━━ Data rows
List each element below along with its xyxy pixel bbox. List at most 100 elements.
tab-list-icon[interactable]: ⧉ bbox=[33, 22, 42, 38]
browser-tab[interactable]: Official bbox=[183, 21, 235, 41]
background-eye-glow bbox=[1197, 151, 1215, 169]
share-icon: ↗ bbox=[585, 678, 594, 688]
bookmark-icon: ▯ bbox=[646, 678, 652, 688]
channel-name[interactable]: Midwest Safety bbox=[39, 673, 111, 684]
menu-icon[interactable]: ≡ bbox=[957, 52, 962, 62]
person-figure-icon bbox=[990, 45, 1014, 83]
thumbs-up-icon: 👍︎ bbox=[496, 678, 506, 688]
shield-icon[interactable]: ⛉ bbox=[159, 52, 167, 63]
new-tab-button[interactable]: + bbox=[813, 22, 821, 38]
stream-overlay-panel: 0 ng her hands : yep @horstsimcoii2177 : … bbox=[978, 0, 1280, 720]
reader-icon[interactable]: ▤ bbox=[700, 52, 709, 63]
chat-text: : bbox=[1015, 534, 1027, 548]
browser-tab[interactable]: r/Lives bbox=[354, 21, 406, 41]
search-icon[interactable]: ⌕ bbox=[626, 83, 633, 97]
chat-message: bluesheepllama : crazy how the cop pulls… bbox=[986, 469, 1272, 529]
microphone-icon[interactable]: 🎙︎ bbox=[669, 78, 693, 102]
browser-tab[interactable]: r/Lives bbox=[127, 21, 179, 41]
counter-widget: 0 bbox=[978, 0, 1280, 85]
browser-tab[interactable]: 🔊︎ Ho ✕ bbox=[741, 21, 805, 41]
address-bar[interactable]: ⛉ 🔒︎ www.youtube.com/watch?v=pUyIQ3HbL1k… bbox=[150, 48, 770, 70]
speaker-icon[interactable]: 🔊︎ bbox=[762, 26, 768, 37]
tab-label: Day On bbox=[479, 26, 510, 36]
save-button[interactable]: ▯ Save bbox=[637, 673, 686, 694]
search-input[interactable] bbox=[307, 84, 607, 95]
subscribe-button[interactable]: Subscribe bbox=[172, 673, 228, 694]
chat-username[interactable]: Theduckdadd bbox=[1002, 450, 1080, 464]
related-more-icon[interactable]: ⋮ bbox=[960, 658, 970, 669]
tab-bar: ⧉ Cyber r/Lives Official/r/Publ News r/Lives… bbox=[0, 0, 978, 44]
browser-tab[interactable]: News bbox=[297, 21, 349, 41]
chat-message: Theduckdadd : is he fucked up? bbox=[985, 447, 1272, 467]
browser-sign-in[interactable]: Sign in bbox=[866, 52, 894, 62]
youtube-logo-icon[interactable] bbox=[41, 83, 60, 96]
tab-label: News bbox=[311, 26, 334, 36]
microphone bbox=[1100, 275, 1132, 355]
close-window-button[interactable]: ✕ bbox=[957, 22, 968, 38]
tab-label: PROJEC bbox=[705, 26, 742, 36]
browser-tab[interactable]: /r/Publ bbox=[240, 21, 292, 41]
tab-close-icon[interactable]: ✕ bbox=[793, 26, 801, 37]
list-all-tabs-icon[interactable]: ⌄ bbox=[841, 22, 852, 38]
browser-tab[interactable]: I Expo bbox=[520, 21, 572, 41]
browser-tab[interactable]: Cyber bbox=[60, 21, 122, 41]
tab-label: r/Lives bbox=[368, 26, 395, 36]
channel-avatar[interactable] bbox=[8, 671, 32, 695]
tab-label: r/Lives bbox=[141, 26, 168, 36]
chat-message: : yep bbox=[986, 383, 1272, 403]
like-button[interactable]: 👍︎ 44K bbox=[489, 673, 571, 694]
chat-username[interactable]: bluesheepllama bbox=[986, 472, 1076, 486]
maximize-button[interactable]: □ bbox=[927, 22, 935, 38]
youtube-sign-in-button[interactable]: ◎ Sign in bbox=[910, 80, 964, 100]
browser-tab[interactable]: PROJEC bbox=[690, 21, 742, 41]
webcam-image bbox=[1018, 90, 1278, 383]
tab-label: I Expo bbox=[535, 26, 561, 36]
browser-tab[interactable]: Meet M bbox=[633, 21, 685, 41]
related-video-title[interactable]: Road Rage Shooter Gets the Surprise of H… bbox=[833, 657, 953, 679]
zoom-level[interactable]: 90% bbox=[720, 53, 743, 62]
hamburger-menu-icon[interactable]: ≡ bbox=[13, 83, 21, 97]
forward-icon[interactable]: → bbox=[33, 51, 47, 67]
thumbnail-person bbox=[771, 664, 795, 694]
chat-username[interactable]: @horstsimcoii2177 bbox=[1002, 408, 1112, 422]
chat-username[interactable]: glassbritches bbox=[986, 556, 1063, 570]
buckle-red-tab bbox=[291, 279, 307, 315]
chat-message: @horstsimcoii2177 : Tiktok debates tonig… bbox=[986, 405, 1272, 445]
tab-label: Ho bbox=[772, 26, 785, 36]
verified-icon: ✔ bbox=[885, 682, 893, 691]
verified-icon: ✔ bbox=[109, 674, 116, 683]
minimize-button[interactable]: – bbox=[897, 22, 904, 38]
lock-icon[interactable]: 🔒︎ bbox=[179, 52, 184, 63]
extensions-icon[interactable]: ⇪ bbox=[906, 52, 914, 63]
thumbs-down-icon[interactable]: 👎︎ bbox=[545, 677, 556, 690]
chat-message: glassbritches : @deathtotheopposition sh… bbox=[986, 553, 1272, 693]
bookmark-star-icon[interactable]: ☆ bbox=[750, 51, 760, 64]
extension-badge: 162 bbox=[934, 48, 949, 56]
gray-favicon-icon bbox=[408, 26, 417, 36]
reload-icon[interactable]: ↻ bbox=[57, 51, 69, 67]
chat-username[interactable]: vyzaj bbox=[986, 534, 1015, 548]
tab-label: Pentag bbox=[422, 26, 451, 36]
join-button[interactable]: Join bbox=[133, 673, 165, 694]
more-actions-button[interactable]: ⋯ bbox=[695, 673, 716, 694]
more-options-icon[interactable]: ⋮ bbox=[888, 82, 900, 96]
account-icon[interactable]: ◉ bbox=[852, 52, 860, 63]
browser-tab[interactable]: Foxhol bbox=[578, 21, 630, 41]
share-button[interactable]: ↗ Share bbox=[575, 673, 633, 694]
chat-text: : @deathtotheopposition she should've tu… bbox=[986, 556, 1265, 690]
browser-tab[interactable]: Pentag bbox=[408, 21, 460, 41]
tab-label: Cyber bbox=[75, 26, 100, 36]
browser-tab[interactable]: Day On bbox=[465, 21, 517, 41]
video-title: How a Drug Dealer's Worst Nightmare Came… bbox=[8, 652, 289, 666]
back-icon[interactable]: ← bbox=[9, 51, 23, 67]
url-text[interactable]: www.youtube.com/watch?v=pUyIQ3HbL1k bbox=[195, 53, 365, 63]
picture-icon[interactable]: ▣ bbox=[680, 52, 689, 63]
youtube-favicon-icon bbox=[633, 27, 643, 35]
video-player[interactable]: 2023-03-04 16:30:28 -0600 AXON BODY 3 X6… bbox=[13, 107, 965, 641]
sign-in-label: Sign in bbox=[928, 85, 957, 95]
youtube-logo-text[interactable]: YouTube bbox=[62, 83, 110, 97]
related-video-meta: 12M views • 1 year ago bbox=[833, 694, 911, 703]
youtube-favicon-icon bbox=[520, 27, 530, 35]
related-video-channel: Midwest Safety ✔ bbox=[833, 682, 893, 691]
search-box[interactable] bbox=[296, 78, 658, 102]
━━━━
(What is being asked)
Copy every line of the records above, word for word.

(The answer)
List each element below along with its xyxy pixel bbox. List at most 100 elements.
tab-list-icon[interactable]: ⧉ bbox=[33, 22, 42, 38]
browser-tab[interactable]: Official bbox=[183, 21, 235, 41]
background-eye-glow bbox=[1197, 151, 1215, 169]
share-icon: ↗ bbox=[585, 678, 594, 688]
bookmark-icon: ▯ bbox=[646, 678, 652, 688]
channel-name[interactable]: Midwest Safety bbox=[39, 673, 111, 684]
menu-icon[interactable]: ≡ bbox=[957, 52, 962, 62]
person-figure-icon bbox=[990, 45, 1014, 83]
thumbs-up-icon: 👍︎ bbox=[496, 678, 506, 688]
shield-icon[interactable]: ⛉ bbox=[159, 52, 167, 63]
new-tab-button[interactable]: + bbox=[813, 22, 821, 38]
stream-overlay-panel: 0 ng her hands : yep @horstsimcoii2177 : … bbox=[978, 0, 1280, 720]
reader-icon[interactable]: ▤ bbox=[700, 52, 709, 63]
chat-text: : bbox=[1015, 534, 1027, 548]
browser-tab[interactable]: r/Lives bbox=[354, 21, 406, 41]
search-icon[interactable]: ⌕ bbox=[626, 83, 633, 97]
chat-message: bluesheepllama : crazy how the cop pulls… bbox=[986, 469, 1272, 529]
microphone-icon[interactable]: 🎙︎ bbox=[669, 78, 693, 102]
browser-tab[interactable]: r/Lives bbox=[127, 21, 179, 41]
counter-widget: 0 bbox=[978, 0, 1280, 85]
browser-tab[interactable]: 🔊︎ Ho ✕ bbox=[741, 21, 805, 41]
address-bar[interactable]: ⛉ 🔒︎ www.youtube.com/watch?v=pUyIQ3HbL1k… bbox=[150, 48, 770, 70]
speaker-icon[interactable]: 🔊︎ bbox=[762, 26, 768, 37]
tab-label: Day On bbox=[479, 26, 510, 36]
save-button[interactable]: ▯ Save bbox=[637, 673, 686, 694]
search-input[interactable] bbox=[307, 84, 607, 95]
subscribe-button[interactable]: Subscribe bbox=[172, 673, 228, 694]
chat-username[interactable]: Theduckdadd bbox=[1002, 450, 1080, 464]
related-more-icon[interactable]: ⋮ bbox=[960, 658, 970, 669]
tab-bar: ⧉ Cyber r/Lives Official/r/Publ News r/Lives… bbox=[0, 0, 978, 44]
browser-tab[interactable]: News bbox=[297, 21, 349, 41]
chat-message: Theduckdadd : is he fucked up? bbox=[985, 447, 1272, 467]
browser-sign-in[interactable]: Sign in bbox=[866, 52, 894, 62]
youtube-logo-icon[interactable] bbox=[41, 83, 60, 96]
tab-label: News bbox=[311, 26, 334, 36]
microphone bbox=[1100, 275, 1132, 355]
close-window-button[interactable]: ✕ bbox=[957, 22, 968, 38]
tab-label: PROJEC bbox=[705, 26, 742, 36]
browser-tab[interactable]: /r/Publ bbox=[240, 21, 292, 41]
tab-close-icon[interactable]: ✕ bbox=[793, 26, 801, 37]
list-all-tabs-icon[interactable]: ⌄ bbox=[841, 22, 852, 38]
browser-tab[interactable]: I Expo bbox=[520, 21, 572, 41]
browser-tab[interactable]: Cyber bbox=[60, 21, 122, 41]
tab-label: r/Lives bbox=[368, 26, 395, 36]
channel-avatar[interactable] bbox=[8, 671, 32, 695]
tab-label: r/Lives bbox=[141, 26, 168, 36]
chat-message: : yep bbox=[986, 383, 1272, 403]
like-button[interactable]: 👍︎ 44K bbox=[489, 673, 571, 694]
chat-username[interactable]: bluesheepllama bbox=[986, 472, 1076, 486]
maximize-button[interactable]: □ bbox=[927, 22, 935, 38]
youtube-sign-in-button[interactable]: ◎ Sign in bbox=[910, 80, 964, 100]
browser-tab[interactable]: PROJEC bbox=[690, 21, 742, 41]
webcam-image bbox=[1018, 90, 1278, 383]
tab-label: I Expo bbox=[535, 26, 561, 36]
browser-tab[interactable]: Meet M bbox=[633, 21, 685, 41]
related-video-title[interactable]: Road Rage Shooter Gets the Surprise of H… bbox=[833, 657, 953, 679]
zoom-level[interactable]: 90% bbox=[720, 53, 743, 62]
hamburger-menu-icon[interactable]: ≡ bbox=[13, 83, 21, 97]
forward-icon[interactable]: → bbox=[33, 51, 47, 67]
thumbnail-person bbox=[771, 664, 795, 694]
chat-username[interactable]: @horstsimcoii2177 bbox=[1002, 408, 1112, 422]
chat-username[interactable]: glassbritches bbox=[986, 556, 1063, 570]
buckle-red-tab bbox=[291, 279, 307, 315]
chat-message: @horstsimcoii2177 : Tiktok debates tonig… bbox=[986, 405, 1272, 445]
tab-label: Ho bbox=[772, 26, 785, 36]
verified-icon: ✔ bbox=[885, 682, 893, 691]
verified-icon: ✔ bbox=[109, 674, 116, 683]
minimize-button[interactable]: – bbox=[897, 22, 904, 38]
lock-icon[interactable]: 🔒︎ bbox=[179, 52, 184, 63]
extensions-icon[interactable]: ⇪ bbox=[906, 52, 914, 63]
thumbs-down-icon[interactable]: 👎︎ bbox=[545, 677, 556, 690]
chat-message: glassbritches : @deathtotheopposition sh… bbox=[986, 553, 1272, 693]
bookmark-star-icon[interactable]: ☆ bbox=[750, 51, 760, 64]
extension-badge: 162 bbox=[934, 48, 949, 56]
gray-favicon-icon bbox=[408, 26, 417, 36]
reload-icon[interactable]: ↻ bbox=[57, 51, 69, 67]
chat-username[interactable]: vyzaj bbox=[986, 534, 1015, 548]
tab-label: Pentag bbox=[422, 26, 451, 36]
join-button[interactable]: Join bbox=[133, 673, 165, 694]
more-actions-button[interactable]: ⋯ bbox=[695, 673, 716, 694]
more-options-icon[interactable]: ⋮ bbox=[888, 82, 900, 96]
account-icon[interactable]: ◉ bbox=[852, 52, 860, 63]
browser-tab[interactable]: Foxhol bbox=[578, 21, 630, 41]
share-button[interactable]: ↗ Share bbox=[575, 673, 633, 694]
chat-text: : @deathtotheopposition she should've tu… bbox=[986, 556, 1265, 690]
browser-tab[interactable]: Pentag bbox=[408, 21, 460, 41]
tab-label: Cyber bbox=[75, 26, 100, 36]
browser-tab[interactable]: Day On bbox=[465, 21, 517, 41]
video-title: How a Drug Dealer's Worst Nightmare Came… bbox=[8, 652, 289, 666]
back-icon[interactable]: ← bbox=[9, 51, 23, 67]
url-text[interactable]: www.youtube.com/watch?v=pUyIQ3HbL1k bbox=[195, 53, 365, 63]
picture-icon[interactable]: ▣ bbox=[680, 52, 689, 63]
youtube-favicon-icon bbox=[633, 27, 643, 35]
video-player[interactable]: 2023-03-04 16:30:28 -0600 AXON BODY 3 X6… bbox=[13, 107, 965, 641]
sign-in-label: Sign in bbox=[928, 85, 957, 95]
youtube-logo-text[interactable]: YouTube bbox=[62, 83, 110, 97]
related-video-meta: 12M views • 1 year ago bbox=[833, 694, 911, 703]
youtube-favicon-icon bbox=[520, 27, 530, 35]
related-video-channel: Midwest Safety ✔ bbox=[833, 682, 893, 691]
search-box[interactable] bbox=[296, 78, 658, 102]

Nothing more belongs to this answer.